Stated exercise: Quote the listing below in its entirety.

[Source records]
#####
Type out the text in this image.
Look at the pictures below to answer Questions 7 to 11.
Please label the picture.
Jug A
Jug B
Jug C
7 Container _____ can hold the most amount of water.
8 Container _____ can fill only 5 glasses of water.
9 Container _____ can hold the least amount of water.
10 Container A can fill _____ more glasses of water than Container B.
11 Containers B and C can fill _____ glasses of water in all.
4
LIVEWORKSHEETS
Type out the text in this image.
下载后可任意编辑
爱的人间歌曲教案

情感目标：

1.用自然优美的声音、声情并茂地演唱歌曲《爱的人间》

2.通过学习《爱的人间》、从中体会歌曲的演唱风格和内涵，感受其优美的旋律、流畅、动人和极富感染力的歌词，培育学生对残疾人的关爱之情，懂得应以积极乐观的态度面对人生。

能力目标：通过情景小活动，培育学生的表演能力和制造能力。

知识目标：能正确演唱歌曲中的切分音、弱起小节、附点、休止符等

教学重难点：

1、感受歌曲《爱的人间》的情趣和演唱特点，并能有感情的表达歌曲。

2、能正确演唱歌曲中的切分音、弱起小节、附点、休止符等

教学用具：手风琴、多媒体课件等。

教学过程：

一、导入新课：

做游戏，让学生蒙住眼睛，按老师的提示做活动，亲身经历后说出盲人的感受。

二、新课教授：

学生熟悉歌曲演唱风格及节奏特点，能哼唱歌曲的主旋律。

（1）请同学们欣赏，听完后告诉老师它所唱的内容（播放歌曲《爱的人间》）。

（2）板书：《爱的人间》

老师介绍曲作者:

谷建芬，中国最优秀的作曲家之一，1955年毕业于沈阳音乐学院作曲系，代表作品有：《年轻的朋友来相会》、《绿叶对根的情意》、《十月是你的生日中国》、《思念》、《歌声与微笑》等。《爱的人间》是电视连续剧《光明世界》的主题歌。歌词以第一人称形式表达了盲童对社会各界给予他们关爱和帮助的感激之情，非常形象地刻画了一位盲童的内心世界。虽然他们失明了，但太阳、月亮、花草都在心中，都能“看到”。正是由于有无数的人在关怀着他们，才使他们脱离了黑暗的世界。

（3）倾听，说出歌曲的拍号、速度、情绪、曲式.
#####
Finished task:
Type out the text in this image.
Look at the pictures below to answer Questions 7 to 11.
Please label the picture.
Jug A
Jug B
Jug C
7 Container _____ can hold the most amount of water.
8 Container _____ can fill only 5 glasses of water.
9 Container _____ can hold the least amount of water.
10 Container A can fill _____ more glasses of water than Container B.
11 Containers B and C can fill _____ glasses of water in all.
4
LIVEWORKSHEETS
Type out the text in this image.
下载后可任意编辑
爱的人间歌曲教案

情感目标：

1.用自然优美的声音、声情并茂地演唱歌曲《爱的人间》

2.通过学习《爱的人间》、从中体会歌曲的演唱风格和内涵，感受其优美的旋律、流畅、动人和极富感染力的歌词，培育学生对残疾人的关爱之情，懂得应以积极乐观的态度面对人生。

能力目标：通过情景小活动，培育学生的表演能力和制造能力。

知识目标：能正确演唱歌曲中的切分音、弱起小节、附点、休止符等

教学重难点：

1、感受歌曲《爱的人间》的情趣和演唱特点，并能有感情的表达歌曲。

2、能正确演唱歌曲中的切分音、弱起小节、附点、休止符等

教学用具：手风琴、多媒体课件等。

教学过程：

一、导入新课：

做游戏，让学生蒙住眼睛，按老师的提示做活动，亲身经历后说出盲人的感受。

二、新课教授：

学生熟悉歌曲演唱风格及节奏特点，能哼唱歌曲的主旋律。

（1）请同学们欣赏，听完后告诉老师它所唱的内容（播放歌曲《爱的人间》）。

（2）板书：《爱的人间》

老师介绍曲作者:

谷建芬，中国最优秀的作曲家之一，1955年毕业于沈阳音乐学院作曲系，代表作品有：《年轻的朋友来相会》、《绿叶对根的情意》、《十月是你的生日中国》、《思念》、《歌声与微笑》等。《爱的人间》是电视连续剧《光明世界》的主题歌。歌词以第一人称形式表达了盲童对社会各界给予他们关爱和帮助的感激之情，非常形象地刻画了一位盲童的内心世界。虽然他们失明了，但太阳、月亮、花草都在心中，都能“看到”。正是由于有无数的人在关怀着他们，才使他们脱离了黑暗的世界。

（3）倾听，说出歌曲的拍号、速度、情绪、曲式.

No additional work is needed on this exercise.